----- DATA EXCERPTS

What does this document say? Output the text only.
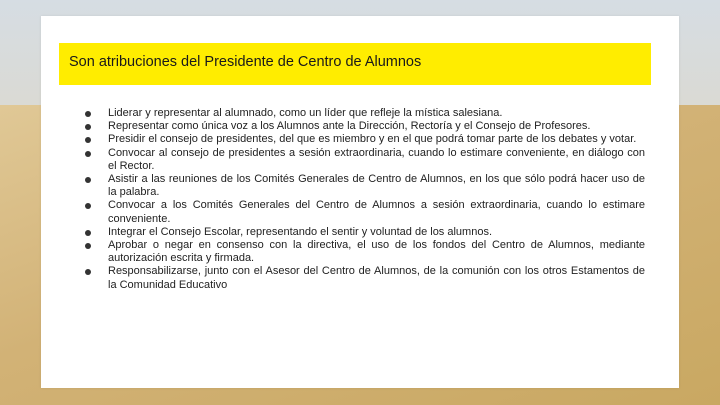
Son atribuciones del Presidente de Centro de Alumnos
Liderar y representar al alumnado, como un líder que refleje la mística salesiana.
Representar como única voz a los Alumnos ante la Dirección, Rectoría y el Consejo de Profesores.
Presidir el consejo de presidentes, del que es miembro y en el que podrá tomar parte de los debates y votar.
Convocar al consejo de presidentes a sesión extraordinaria, cuando lo estimare conveniente, en diálogo con el Rector.
Asistir a las reuniones de los Comités Generales de Centro de Alumnos, en los que sólo podrá hacer uso de la palabra.
Convocar a los Comités Generales del Centro de Alumnos a sesión extraordinaria, cuando lo estimare conveniente.
Integrar el Consejo Escolar, representando el sentir y voluntad de los alumnos.
Aprobar o negar en consenso con la directiva, el uso de los fondos del Centro de Alumnos, mediante autorización escrita y firmada.
Responsabilizarse, junto con el Asesor del Centro de Alumnos, de la comunión con los otros Estamentos de la Comunidad Educativo
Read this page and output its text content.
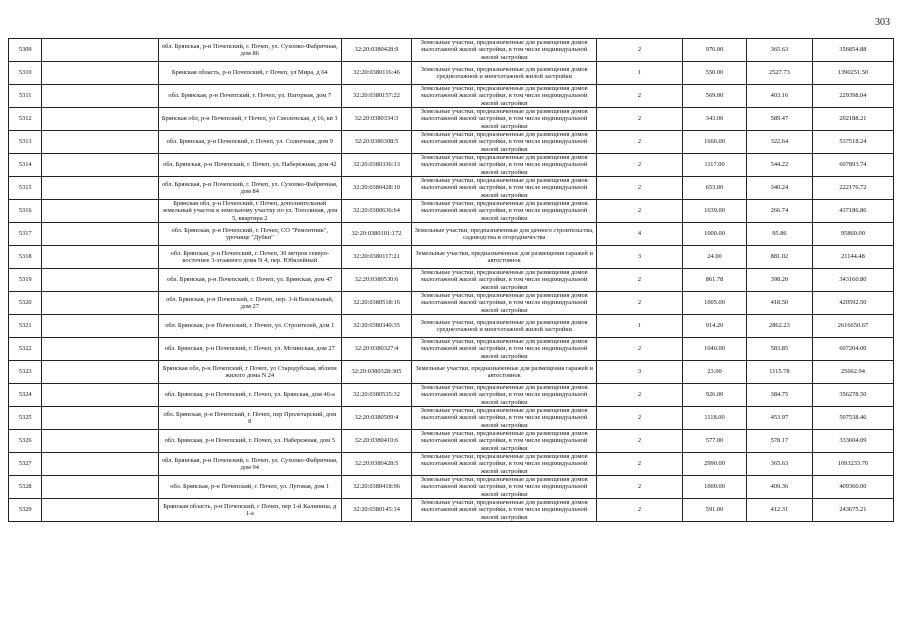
303
5309		обл. Брянская, р-н Почепский, г. Почеп, ул. Сухопко-Фабричная, дом 86	32:20:0380428:9	Земельные участки, предназначенные для размещения домов малоэтажной жилой застройки, в том числе индивидуальной жилой застройки	2	976.00	365.63	356854.88
5310		Брянская область, р-н Почепский, г Почеп, ул Мира, д 64	32:20:0380116:46	Земельные участки, предназначенные для размещения домов среднеэтажной и многоэтажной жилой застройки	1	550.00	2527.73	1390251.50
5311		обл. Брянская, р-н Почепский, г. Почеп, ул. Нагорная, дом 7	32:20:0380157:22	Земельные участки, предназначенные для размещения домов малоэтажной жилой застройки, в том числе индивидуальной жилой застройки	2	569.00	403.16	229398.04
5312		Брянская обл, р-н Почепский, г Почеп, ул Смоленская, д 16, кв 1	32:20:0380334:3	Земельные участки, предназначенные для размещения домов малоэтажной жилой застройки, в том числе индивидуальной жилой застройки	2	343.00	589.47	202188.21
5313		обл. Брянская, р-н Почепский, г. Почеп, ул. Солнечная, дом 9	32:20:0380308:5	Земельные участки, предназначенные для размещения домов малоэтажной жилой застройки, в том числе индивидуальной жилой застройки	2	1666.00	322.64	537518.24
5314		обл. Брянская, р-н Почепский, г. Почеп, ул. Набережная, дом 42	32:20:0380336:13	Земельные участки, предназначенные для размещения домов малоэтажной жилой застройки, в том числе индивидуальной жилой застройки	2	1117.00	544.22	607893.74
5315		обл. Брянская, р-н Почепский, г. Почеп, ул. Сухопко-Фабричная, дом 84	32:20:0380428:10	Земельные участки, предназначенные для размещения домов малоэтажной жилой застройки, в том числе индивидуальной жилой застройки	2	653.00	340.24	222176.72
5316		Брянская обл, р-н Почепский, г Почеп, дополнительный земельный участок к земельному участку по ул. Тополиная, дом 5, квартира 2	32:20:0380636:64	Земельные участки, предназначенные для размещения домов малоэтажной жилой застройки, в том числе индивидуальной жилой застройки	2	1639.00	266.74	437186.86
5317		обл. Брянская, р-н Почепский, г. Почеп, СО "Ремонтник", урочище "Дубки"	32:20:0380101:172	Земельные участки, предназначенные для дачного строительства, садоводства и огородничества	4	1000.00	95.86	95860.00
5318		обл. Брянская, р-н Почепский, г. Почеп, 30 метров северо-восточнее 3-этажного дома N 4, пер. Юбилейный	32:20:0380117:21	Земельные участки, предназначенные для размещения гаражей и автостоянок	3	24.00	881.02	21144.48
5319		обл. Брянская, р-н Почепский, г. Почеп, ул. Брянская, дом 47	32:20:0380530:6	Земельные участки, предназначенные для размещения домов малоэтажной жилой застройки, в том числе индивидуальной жилой застройки	2	861.78	398.20	343160.80
5320		обл. Брянская, р-н Почепский, г. Почеп, пер. 3-й Вокзальный, дом 27	32:20:0380518:16	Земельные участки, предназначенные для размещения домов малоэтажной жилой застройки, в том числе индивидуальной жилой застройки	2	1005.00	418.50	420592.50
5321		обл. Брянская, р-н Почепский, г. Почеп, ул. Строителей, дом 1	32:20:0380340:35	Земельные участки, предназначенные для размещения домов среднеэтажной и многоэтажной жилой застройки	1	914.20	2862.23	2616650.67
5322		обл. Брянская, р-н Почепский, г. Почеп, ул. Мглинская, дом 27	32:20:0380327:4	Земельные участки, предназначенные для размещения домов малоэтажной жилой застройки, в том числе индивидуальной жилой застройки	2	1040.00	583.85	607204.00
5323		Брянская обл, р-н Почепский, г Почеп, ул Стародубская, вблизи жилого дома N 24	32:20:0380328:305	Земельные участки, предназначенные для размещения гаражей и автостоянок	3	23.00	1115.78	25662.94
5324		обл. Брянская, р-н Почепский, г. Почеп, ул. Брянская, дом 46-а	32:20:0380535:32	Земельные участки, предназначенные для размещения домов малоэтажной жилой застройки, в том числе индивидуальной жилой застройки	2	926.00	384.75	356278.50
5325		обл. Брянская, р-н Почепский, г. Почеп, пер Пролетарский, дом 8	32:20:0380509:4	Земельные участки, предназначенные для размещения домов малоэтажной жилой застройки, в том числе индивидуальной жилой застройки	2	1118.00	453.97	507538.46
5326		обл. Брянская, р-н Почепский, г. Почеп, ул. Набережная, дом 5	32:20:0380410:6	Земельные участки, предназначенные для размещения домов малоэтажной жилой застройки, в том числе индивидуальной жилой застройки	2	577.00	578.17	333604.09
5327		обл. Брянская, р-н Почепский, г. Почеп, ул. Сухопко-Фабричная, дом 94	32:20:0380428:5	Земельные участки, предназначенные для размещения домов малоэтажной жилой застройки, в том числе индивидуальной жилой застройки	2	2990.00	365.63	1093233.70
5328		обл. Брянская, р-н Почепский, г. Почеп, ул. Луговая, дом 1	32:20:0380418:96	Земельные участки, предназначенные для размещения домов малоэтажной жилой застройки, в том числе индивидуальной жилой застройки	2	1000.00	409.36	409360.00
5329		Брянская область, р-н Почепский, г Почеп, пер 1-й Калинина, д 1-а	32:20:0380145:14	Земельные участки, предназначенные для размещения домов малоэтажной жилой застройки, в том числе индивидуальной жилой застройки	2	591.00	412.31	243675.21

----------

INSTRUCTIONS TO FOLLOW:
Transcribe all the lines above exactly, apart from the pictures.

RESULT OF THIS EXERCISE:
What does this document say? Output the text only.
Son atribuciones del Presidente de Centro de Alumnos
Liderar y representar al alumnado, como un líder que refleje la mística salesiana.
Representar como única voz a los Alumnos ante la Dirección, Rectoría y el Consejo de Profesores.
Presidir el consejo de presidentes, del que es miembro y en el que podrá tomar parte de los debates y votar.
Convocar al consejo de presidentes a sesión extraordinaria, cuando lo estimare conveniente, en diálogo con el Rector.
Asistir a las reuniones de los Comités Generales de Centro de Alumnos, en los que sólo podrá hacer uso de la palabra.
Convocar a los Comités Generales del Centro de Alumnos a sesión extraordinaria, cuando lo estimare conveniente.
Integrar el Consejo Escolar, representando el sentir y voluntad de los alumnos.
Aprobar o negar en consenso con la directiva, el uso de los fondos del Centro de Alumnos, mediante autorización escrita y firmada.
Responsabilizarse, junto con el Asesor del Centro de Alumnos, de la comunión con los otros Estamentos de la Comunidad Educativo
Read this page and output its text content.
303
5309		обл. Брянская, р-н Почепский, г. Почеп, ул. Сухопко-Фабричная, дом 86	32:20:0380428:9	Земельные участки, предназначенные для размещения домов малоэтажной жилой застройки, в том числе индивидуальной жилой застройки	2	976.00	365.63	356854.88
5310		Брянская область, р-н Почепский, г Почеп, ул Мира, д 64	32:20:0380116:46	Земельные участки, предназначенные для размещения домов среднеэтажной и многоэтажной жилой застройки	1	550.00	2527.73	1390251.50
5311		обл. Брянская, р-н Почепский, г. Почеп, ул. Нагорная, дом 7	32:20:0380157:22	Земельные участки, предназначенные для размещения домов малоэтажной жилой застройки, в том числе индивидуальной жилой застройки	2	569.00	403.16	229398.04
5312		Брянская обл, р-н Почепский, г Почеп, ул Смоленская, д 16, кв 1	32:20:0380334:3	Земельные участки, предназначенные для размещения домов малоэтажной жилой застройки, в том числе индивидуальной жилой застройки	2	343.00	589.47	202188.21
5313		обл. Брянская, р-н Почепский, г. Почеп, ул. Солнечная, дом 9	32:20:0380308:5	Земельные участки, предназначенные для размещения домов малоэтажной жилой застройки, в том числе индивидуальной жилой застройки	2	1666.00	322.64	537518.24
5314		обл. Брянская, р-н Почепский, г. Почеп, ул. Набережная, дом 42	32:20:0380336:13	Земельные участки, предназначенные для размещения домов малоэтажной жилой застройки, в том числе индивидуальной жилой застройки	2	1117.00	544.22	607893.74
5315		обл. Брянская, р-н Почепский, г. Почеп, ул. Сухопко-Фабричная, дом 84	32:20:0380428:10	Земельные участки, предназначенные для размещения домов малоэтажной жилой застройки, в том числе индивидуальной жилой застройки	2	653.00	340.24	222176.72
5316		Брянская обл, р-н Почепский, г Почеп, дополнительный земельный участок к земельному участку по ул. Тополиная, дом 5, квартира 2	32:20:0380636:64	Земельные участки, предназначенные для размещения домов малоэтажной жилой застройки, в том числе индивидуальной жилой застройки	2	1639.00	266.74	437186.86
5317		обл. Брянская, р-н Почепский, г. Почеп, СО "Ремонтник", урочище "Дубки"	32:20:0380101:172	Земельные участки, предназначенные для дачного строительства, садоводства и огородничества	4	1000.00	95.86	95860.00
5318		обл. Брянская, р-н Почепский, г. Почеп, 30 метров северо-восточнее 3-этажного дома N 4, пер. Юбилейный	32:20:0380117:21	Земельные участки, предназначенные для размещения гаражей и автостоянок	3	24.00	881.02	21144.48
5319		обл. Брянская, р-н Почепский, г. Почеп, ул. Брянская, дом 47	32:20:0380530:6	Земельные участки, предназначенные для размещения домов малоэтажной жилой застройки, в том числе индивидуальной жилой застройки	2	861.78	398.20	343160.80
5320		обл. Брянская, р-н Почепский, г. Почеп, пер. 3-й Вокзальный, дом 27	32:20:0380518:16	Земельные участки, предназначенные для размещения домов малоэтажной жилой застройки, в том числе индивидуальной жилой застройки	2	1005.00	418.50	420592.50
5321		обл. Брянская, р-н Почепский, г. Почеп, ул. Строителей, дом 1	32:20:0380340:35	Земельные участки, предназначенные для размещения домов среднеэтажной и многоэтажной жилой застройки	1	914.20	2862.23	2616650.67
5322		обл. Брянская, р-н Почепский, г. Почеп, ул. Мглинская, дом 27	32:20:0380327:4	Земельные участки, предназначенные для размещения домов малоэтажной жилой застройки, в том числе индивидуальной жилой застройки	2	1040.00	583.85	607204.00
5323		Брянская обл, р-н Почепский, г Почеп, ул Стародубская, вблизи жилого дома N 24	32:20:0380328:305	Земельные участки, предназначенные для размещения гаражей и автостоянок	3	23.00	1115.78	25662.94
5324		обл. Брянская, р-н Почепский, г. Почеп, ул. Брянская, дом 46-а	32:20:0380535:32	Земельные участки, предназначенные для размещения домов малоэтажной жилой застройки, в том числе индивидуальной жилой застройки	2	926.00	384.75	356278.50
5325		обл. Брянская, р-н Почепский, г. Почеп, пер Пролетарский, дом 8	32:20:0380509:4	Земельные участки, предназначенные для размещения домов малоэтажной жилой застройки, в том числе индивидуальной жилой застройки	2	1118.00	453.97	507538.46
5326		обл. Брянская, р-н Почепский, г. Почеп, ул. Набережная, дом 5	32:20:0380410:6	Земельные участки, предназначенные для размещения домов малоэтажной жилой застройки, в том числе индивидуальной жилой застройки	2	577.00	578.17	333604.09
5327		обл. Брянская, р-н Почепский, г. Почеп, ул. Сухопко-Фабричная, дом 94	32:20:0380428:5	Земельные участки, предназначенные для размещения домов малоэтажной жилой застройки, в том числе индивидуальной жилой застройки	2	2990.00	365.63	1093233.70
5328		обл. Брянская, р-н Почепский, г. Почеп, ул. Луговая, дом 1	32:20:0380418:96	Земельные участки, предназначенные для размещения домов малоэтажной жилой застройки, в том числе индивидуальной жилой застройки	2	1000.00	409.36	409360.00
5329		Брянская область, р-н Почепский, г Почеп, пер 1-й Калинина, д 1-а	32:20:0380145:14	Земельные участки, предназначенные для размещения домов малоэтажной жилой застройки, в том числе индивидуальной жилой застройки	2	591.00	412.31	243675.21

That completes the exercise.